* **GIVEN RECORDS**:

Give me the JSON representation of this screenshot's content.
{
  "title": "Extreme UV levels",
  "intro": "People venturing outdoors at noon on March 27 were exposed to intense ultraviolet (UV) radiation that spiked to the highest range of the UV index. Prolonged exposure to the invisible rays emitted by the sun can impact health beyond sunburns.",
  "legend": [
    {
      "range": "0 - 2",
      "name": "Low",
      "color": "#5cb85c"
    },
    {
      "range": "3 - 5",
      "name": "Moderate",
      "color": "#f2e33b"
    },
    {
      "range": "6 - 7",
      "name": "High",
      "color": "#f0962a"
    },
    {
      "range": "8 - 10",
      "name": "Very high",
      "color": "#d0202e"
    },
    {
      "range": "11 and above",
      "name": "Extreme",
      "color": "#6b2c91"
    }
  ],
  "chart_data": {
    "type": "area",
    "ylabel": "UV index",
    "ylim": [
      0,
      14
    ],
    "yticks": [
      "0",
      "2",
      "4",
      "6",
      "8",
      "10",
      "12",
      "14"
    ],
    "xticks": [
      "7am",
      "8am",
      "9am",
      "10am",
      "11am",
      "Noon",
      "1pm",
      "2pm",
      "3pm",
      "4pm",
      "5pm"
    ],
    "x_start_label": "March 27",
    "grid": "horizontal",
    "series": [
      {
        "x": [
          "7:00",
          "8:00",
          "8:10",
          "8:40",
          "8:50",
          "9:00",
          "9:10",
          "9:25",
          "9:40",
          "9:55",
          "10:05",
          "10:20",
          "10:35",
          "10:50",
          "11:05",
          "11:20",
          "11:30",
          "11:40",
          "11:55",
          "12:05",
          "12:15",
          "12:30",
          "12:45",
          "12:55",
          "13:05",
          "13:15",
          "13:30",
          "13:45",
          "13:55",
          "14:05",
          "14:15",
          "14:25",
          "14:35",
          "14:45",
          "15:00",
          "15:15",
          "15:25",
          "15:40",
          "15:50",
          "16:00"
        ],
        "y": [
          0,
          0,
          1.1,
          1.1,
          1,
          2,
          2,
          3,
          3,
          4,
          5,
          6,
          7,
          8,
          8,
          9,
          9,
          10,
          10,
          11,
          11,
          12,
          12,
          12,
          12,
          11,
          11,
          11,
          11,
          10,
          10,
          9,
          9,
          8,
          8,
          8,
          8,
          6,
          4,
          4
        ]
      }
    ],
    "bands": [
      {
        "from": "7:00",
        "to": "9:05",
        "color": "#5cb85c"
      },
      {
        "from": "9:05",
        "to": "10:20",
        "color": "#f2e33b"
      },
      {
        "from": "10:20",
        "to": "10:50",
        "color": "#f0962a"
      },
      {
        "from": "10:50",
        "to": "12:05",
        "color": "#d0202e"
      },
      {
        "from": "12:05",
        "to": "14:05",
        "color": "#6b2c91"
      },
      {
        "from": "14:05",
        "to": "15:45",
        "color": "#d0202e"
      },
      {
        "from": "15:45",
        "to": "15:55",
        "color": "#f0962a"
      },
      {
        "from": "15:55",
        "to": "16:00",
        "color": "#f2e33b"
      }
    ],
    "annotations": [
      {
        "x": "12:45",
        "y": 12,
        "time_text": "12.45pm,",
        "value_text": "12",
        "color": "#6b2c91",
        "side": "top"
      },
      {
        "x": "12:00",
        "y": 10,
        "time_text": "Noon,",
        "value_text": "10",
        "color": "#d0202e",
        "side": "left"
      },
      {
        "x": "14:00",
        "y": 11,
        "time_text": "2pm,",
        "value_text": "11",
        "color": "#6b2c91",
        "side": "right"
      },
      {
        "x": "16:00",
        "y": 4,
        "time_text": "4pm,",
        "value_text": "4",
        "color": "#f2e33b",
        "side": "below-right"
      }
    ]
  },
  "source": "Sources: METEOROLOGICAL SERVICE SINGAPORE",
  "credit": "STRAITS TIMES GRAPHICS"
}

* **DIRECTIVE**: Your task is to give the records above again, exactly.

* **COMPLETED TASK**:
Give me the JSON representation of this screenshot's content.
{
  "title": "Extreme UV levels",
  "intro": "People venturing outdoors at noon on March 27 were exposed to intense ultraviolet (UV) radiation that spiked to the highest range of the UV index. Prolonged exposure to the invisible rays emitted by the sun can impact health beyond sunburns.",
  "legend": [
    {
      "range": "0 - 2",
      "name": "Low",
      "color": "#5cb85c"
    },
    {
      "range": "3 - 5",
      "name": "Moderate",
      "color": "#f2e33b"
    },
    {
      "range": "6 - 7",
      "name": "High",
      "color": "#f0962a"
    },
    {
      "range": "8 - 10",
      "name": "Very high",
      "color": "#d0202e"
    },
    {
      "range": "11 and above",
      "name": "Extreme",
      "color": "#6b2c91"
    }
  ],
  "chart_data": {
    "type": "area",
    "ylabel": "UV index",
    "ylim": [
      0,
      14
    ],
    "yticks": [
      "0",
      "2",
      "4",
      "6",
      "8",
      "10",
      "12",
      "14"
    ],
    "xticks": [
      "7am",
      "8am",
      "9am",
      "10am",
      "11am",
      "Noon",
      "1pm",
      "2pm",
      "3pm",
      "4pm",
      "5pm"
    ],
    "x_start_label": "March 27",
    "grid": "horizontal",
    "series": [
      {
        "x": [
          "7:00",
          "8:00",
          "8:10",
          "8:40",
          "8:50",
          "9:00",
          "9:10",
          "9:25",
          "9:40",
          "9:55",
          "10:05",
          "10:20",
          "10:35",
          "10:50",
          "11:05",
          "11:20",
          "11:30",
          "11:40",
          "11:55",
          "12:05",
          "12:15",
          "12:30",
          "12:45",
          "12:55",
          "13:05",
          "13:15",
          "13:30",
          "13:45",
          "13:55",
          "14:05",
          "14:15",
          "14:25",
          "14:35",
          "14:45",
          "15:00",
          "15:15",
          "15:25",
          "15:40",
          "15:50",
          "16:00"
        ],
        "y": [
          0,
          0,
          1.1,
          1.1,
          1,
          2,
          2,
          3,
          3,
          4,
          5,
          6,
          7,
          8,
          8,
          9,
          9,
          10,
          10,
          11,
          11,
          12,
          12,
          12,
          12,
          11,
          11,
          11,
          11,
          10,
          10,
          9,
          9,
          8,
          8,
          8,
          8,
          6,
          4,
          4
        ]
      }
    ],
    "bands": [
      {
        "from": "7:00",
        "to": "9:05",
        "color": "#5cb85c"
      },
      {
        "from": "9:05",
        "to": "10:20",
        "color": "#f2e33b"
      },
      {
        "from": "10:20",
        "to": "10:50",
        "color": "#f0962a"
      },
      {
        "from": "10:50",
        "to": "12:05",
        "color": "#d0202e"
      },
      {
        "from": "12:05",
        "to": "14:05",
        "color": "#6b2c91"
      },
      {
        "from": "14:05",
        "to": "15:45",
        "color": "#d0202e"
      },
      {
        "from": "15:45",
        "to": "15:55",
        "color": "#f0962a"
      },
      {
        "from": "15:55",
        "to": "16:00",
        "color": "#f2e33b"
      }
    ],
    "annotations": [
      {
        "x": "12:45",
        "y": 12,
        "time_text": "12.45pm,",
        "value_text": "12",
        "color": "#6b2c91",
        "side": "top"
      },
      {
        "x": "12:00",
        "y": 10,
        "time_text": "Noon,",
        "value_text": "10",
        "color": "#d0202e",
        "side": "left"
      },
      {
        "x": "14:00",
        "y": 11,
        "time_text": "2pm,",
        "value_text": "11",
        "color": "#6b2c91",
        "side": "right"
      },
      {
        "x": "16:00",
        "y": 4,
        "time_text": "4pm,",
        "value_text": "4",
        "color": "#f2e33b",
        "side": "below-right"
      }
    ]
  },
  "source": "Sources: METEOROLOGICAL SERVICE SINGAPORE",
  "credit": "STRAITS TIMES GRAPHICS"
}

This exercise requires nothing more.